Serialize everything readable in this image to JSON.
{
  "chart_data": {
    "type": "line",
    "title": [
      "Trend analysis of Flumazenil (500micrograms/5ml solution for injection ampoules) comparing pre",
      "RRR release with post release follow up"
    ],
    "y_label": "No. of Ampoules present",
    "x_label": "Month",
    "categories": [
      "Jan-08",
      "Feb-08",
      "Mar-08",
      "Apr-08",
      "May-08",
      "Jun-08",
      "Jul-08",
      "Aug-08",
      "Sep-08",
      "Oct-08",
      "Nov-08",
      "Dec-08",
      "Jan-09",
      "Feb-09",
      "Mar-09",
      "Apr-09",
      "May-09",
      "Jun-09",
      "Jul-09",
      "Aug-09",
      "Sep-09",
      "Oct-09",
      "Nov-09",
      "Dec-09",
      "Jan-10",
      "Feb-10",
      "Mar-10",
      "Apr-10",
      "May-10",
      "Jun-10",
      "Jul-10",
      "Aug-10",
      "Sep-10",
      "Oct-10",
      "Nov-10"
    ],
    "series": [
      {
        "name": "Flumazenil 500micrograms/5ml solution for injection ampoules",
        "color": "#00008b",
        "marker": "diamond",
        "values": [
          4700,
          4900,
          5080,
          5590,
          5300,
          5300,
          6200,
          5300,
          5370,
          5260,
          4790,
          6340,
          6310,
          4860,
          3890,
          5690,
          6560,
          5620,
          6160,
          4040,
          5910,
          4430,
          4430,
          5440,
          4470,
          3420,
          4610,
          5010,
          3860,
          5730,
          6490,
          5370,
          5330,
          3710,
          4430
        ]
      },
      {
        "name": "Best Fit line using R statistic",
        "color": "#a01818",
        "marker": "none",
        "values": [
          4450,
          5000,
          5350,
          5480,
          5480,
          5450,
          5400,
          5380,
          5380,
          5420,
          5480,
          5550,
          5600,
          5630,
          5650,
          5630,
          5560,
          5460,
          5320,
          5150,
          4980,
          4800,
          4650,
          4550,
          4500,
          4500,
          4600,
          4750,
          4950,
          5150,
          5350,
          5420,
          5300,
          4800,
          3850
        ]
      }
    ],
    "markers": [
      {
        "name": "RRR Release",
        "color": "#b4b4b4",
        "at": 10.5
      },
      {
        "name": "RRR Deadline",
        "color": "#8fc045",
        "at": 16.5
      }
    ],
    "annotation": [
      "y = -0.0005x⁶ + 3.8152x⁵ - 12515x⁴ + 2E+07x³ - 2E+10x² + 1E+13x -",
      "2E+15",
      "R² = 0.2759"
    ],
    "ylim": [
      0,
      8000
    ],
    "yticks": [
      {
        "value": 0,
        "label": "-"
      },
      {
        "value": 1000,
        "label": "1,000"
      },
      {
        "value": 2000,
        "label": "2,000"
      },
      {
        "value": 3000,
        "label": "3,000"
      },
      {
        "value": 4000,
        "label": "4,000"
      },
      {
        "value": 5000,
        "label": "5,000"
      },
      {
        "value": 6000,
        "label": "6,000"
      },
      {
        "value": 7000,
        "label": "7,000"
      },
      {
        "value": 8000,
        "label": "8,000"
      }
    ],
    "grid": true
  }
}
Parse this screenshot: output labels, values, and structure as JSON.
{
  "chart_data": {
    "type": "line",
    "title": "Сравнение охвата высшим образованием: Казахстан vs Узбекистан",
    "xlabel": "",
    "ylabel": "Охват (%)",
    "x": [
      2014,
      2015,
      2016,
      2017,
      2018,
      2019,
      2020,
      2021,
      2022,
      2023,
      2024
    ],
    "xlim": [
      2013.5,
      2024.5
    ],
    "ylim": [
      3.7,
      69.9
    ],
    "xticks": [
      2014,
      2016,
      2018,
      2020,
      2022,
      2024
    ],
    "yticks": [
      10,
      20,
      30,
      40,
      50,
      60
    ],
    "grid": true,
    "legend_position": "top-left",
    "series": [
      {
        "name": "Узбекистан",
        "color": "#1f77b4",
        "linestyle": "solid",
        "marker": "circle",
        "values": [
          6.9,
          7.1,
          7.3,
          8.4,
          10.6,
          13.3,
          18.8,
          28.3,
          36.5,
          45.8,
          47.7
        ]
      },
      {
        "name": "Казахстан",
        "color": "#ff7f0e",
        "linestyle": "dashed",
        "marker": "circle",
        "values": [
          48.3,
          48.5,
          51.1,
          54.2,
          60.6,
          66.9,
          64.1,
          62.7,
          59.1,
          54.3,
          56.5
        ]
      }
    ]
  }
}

[TASK STATEMENT] Each line in the material above must be retyped without alteration.

[RESPONSE FOR THIS EXERCISE]
Serialize everything readable in this image to JSON.
{
  "chart_data": {
    "type": "line",
    "title": [
      "Trend analysis of Flumazenil (500micrograms/5ml solution for injection ampoules) comparing pre",
      "RRR release with post release follow up"
    ],
    "y_label": "No. of Ampoules present",
    "x_label": "Month",
    "categories": [
      "Jan-08",
      "Feb-08",
      "Mar-08",
      "Apr-08",
      "May-08",
      "Jun-08",
      "Jul-08",
      "Aug-08",
      "Sep-08",
      "Oct-08",
      "Nov-08",
      "Dec-08",
      "Jan-09",
      "Feb-09",
      "Mar-09",
      "Apr-09",
      "May-09",
      "Jun-09",
      "Jul-09",
      "Aug-09",
      "Sep-09",
      "Oct-09",
      "Nov-09",
      "Dec-09",
      "Jan-10",
      "Feb-10",
      "Mar-10",
      "Apr-10",
      "May-10",
      "Jun-10",
      "Jul-10",
      "Aug-10",
      "Sep-10",
      "Oct-10",
      "Nov-10"
    ],
    "series": [
      {
        "name": "Flumazenil 500micrograms/5ml solution for injection ampoules",
        "color": "#00008b",
        "marker": "diamond",
        "values": [
          4700,
          4900,
          5080,
          5590,
          5300,
          5300,
          6200,
          5300,
          5370,
          5260,
          4790,
          6340,
          6310,
          4860,
          3890,
          5690,
          6560,
          5620,
          6160,
          4040,
          5910,
          4430,
          4430,
          5440,
          4470,
          3420,
          4610,
          5010,
          3860,
          5730,
          6490,
          5370,
          5330,
          3710,
          4430
        ]
      },
      {
        "name": "Best Fit line using R statistic",
        "color": "#a01818",
        "marker": "none",
        "values": [
          4450,
          5000,
          5350,
          5480,
          5480,
          5450,
          5400,
          5380,
          5380,
          5420,
          5480,
          5550,
          5600,
          5630,
          5650,
          5630,
          5560,
          5460,
          5320,
          5150,
          4980,
          4800,
          4650,
          4550,
          4500,
          4500,
          4600,
          4750,
          4950,
          5150,
          5350,
          5420,
          5300,
          4800,
          3850
        ]
      }
    ],
    "markers": [
      {
        "name": "RRR Release",
        "color": "#b4b4b4",
        "at": 10.5
      },
      {
        "name": "RRR Deadline",
        "color": "#8fc045",
        "at": 16.5
      }
    ],
    "annotation": [
      "y = -0.0005x⁶ + 3.8152x⁵ - 12515x⁴ + 2E+07x³ - 2E+10x² + 1E+13x -",
      "2E+15",
      "R² = 0.2759"
    ],
    "ylim": [
      0,
      8000
    ],
    "yticks": [
      {
        "value": 0,
        "label": "-"
      },
      {
        "value": 1000,
        "label": "1,000"
      },
      {
        "value": 2000,
        "label": "2,000"
      },
      {
        "value": 3000,
        "label": "3,000"
      },
      {
        "value": 4000,
        "label": "4,000"
      },
      {
        "value": 5000,
        "label": "5,000"
      },
      {
        "value": 6000,
        "label": "6,000"
      },
      {
        "value": 7000,
        "label": "7,000"
      },
      {
        "value": 8000,
        "label": "8,000"
      }
    ],
    "grid": true
  }
}
Parse this screenshot: output labels, values, and structure as JSON.
{
  "chart_data": {
    "type": "line",
    "title": "Сравнение охвата высшим образованием: Казахстан vs Узбекистан",
    "xlabel": "",
    "ylabel": "Охват (%)",
    "x": [
      2014,
      2015,
      2016,
      2017,
      2018,
      2019,
      2020,
      2021,
      2022,
      2023,
      2024
    ],
    "xlim": [
      2013.5,
      2024.5
    ],
    "ylim": [
      3.7,
      69.9
    ],
    "xticks": [
      2014,
      2016,
      2018,
      2020,
      2022,
      2024
    ],
    "yticks": [
      10,
      20,
      30,
      40,
      50,
      60
    ],
    "grid": true,
    "legend_position": "top-left",
    "series": [
      {
        "name": "Узбекистан",
        "color": "#1f77b4",
        "linestyle": "solid",
        "marker": "circle",
        "values": [
          6.9,
          7.1,
          7.3,
          8.4,
          10.6,
          13.3,
          18.8,
          28.3,
          36.5,
          45.8,
          47.7
        ]
      },
      {
        "name": "Казахстан",
        "color": "#ff7f0e",
        "linestyle": "dashed",
        "marker": "circle",
        "values": [
          48.3,
          48.5,
          51.1,
          54.2,
          60.6,
          66.9,
          64.1,
          62.7,
          59.1,
          54.3,
          56.5
        ]
      }
    ]
  }
}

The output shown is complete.